* Exercise description *
Go through the records and show each line where the word "Сборник" occurs.

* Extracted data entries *
☆ ☆ ☆ ☆ ☆

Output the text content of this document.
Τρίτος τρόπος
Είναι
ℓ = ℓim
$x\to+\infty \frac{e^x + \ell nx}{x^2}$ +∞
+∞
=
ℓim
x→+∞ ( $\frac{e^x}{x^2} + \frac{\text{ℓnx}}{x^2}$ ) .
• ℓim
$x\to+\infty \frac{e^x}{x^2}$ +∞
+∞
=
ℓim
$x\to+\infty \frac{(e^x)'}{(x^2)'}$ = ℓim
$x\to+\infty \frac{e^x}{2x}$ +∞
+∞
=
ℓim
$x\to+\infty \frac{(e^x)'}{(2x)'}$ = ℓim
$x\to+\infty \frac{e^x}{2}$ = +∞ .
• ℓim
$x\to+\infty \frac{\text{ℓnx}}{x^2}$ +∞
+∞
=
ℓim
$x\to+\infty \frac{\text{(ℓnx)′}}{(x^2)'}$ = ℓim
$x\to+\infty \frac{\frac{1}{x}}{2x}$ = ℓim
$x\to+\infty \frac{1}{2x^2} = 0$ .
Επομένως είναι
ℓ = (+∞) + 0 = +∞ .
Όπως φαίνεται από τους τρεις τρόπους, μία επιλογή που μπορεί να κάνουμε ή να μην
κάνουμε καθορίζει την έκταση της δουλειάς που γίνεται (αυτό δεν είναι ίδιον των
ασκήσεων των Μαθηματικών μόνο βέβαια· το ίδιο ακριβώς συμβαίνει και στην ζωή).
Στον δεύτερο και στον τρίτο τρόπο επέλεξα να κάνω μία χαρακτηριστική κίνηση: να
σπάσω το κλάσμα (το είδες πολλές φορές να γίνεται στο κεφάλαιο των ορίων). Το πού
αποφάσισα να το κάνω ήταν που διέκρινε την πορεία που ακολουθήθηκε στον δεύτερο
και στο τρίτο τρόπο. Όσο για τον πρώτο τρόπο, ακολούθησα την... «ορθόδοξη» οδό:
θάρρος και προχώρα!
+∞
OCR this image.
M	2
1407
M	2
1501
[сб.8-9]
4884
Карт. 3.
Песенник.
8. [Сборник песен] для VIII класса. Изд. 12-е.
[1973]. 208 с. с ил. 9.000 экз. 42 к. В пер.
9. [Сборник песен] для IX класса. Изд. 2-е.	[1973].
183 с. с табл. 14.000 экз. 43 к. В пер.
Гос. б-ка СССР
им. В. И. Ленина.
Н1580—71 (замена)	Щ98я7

☆ ☆ ☆ ☆ ☆

* Output for this exercise *
8. [Сборник песен] для VIII класса. Изд. 12-е.
9. [Сборник песен] для IX класса. Изд. 2-е.	[1973].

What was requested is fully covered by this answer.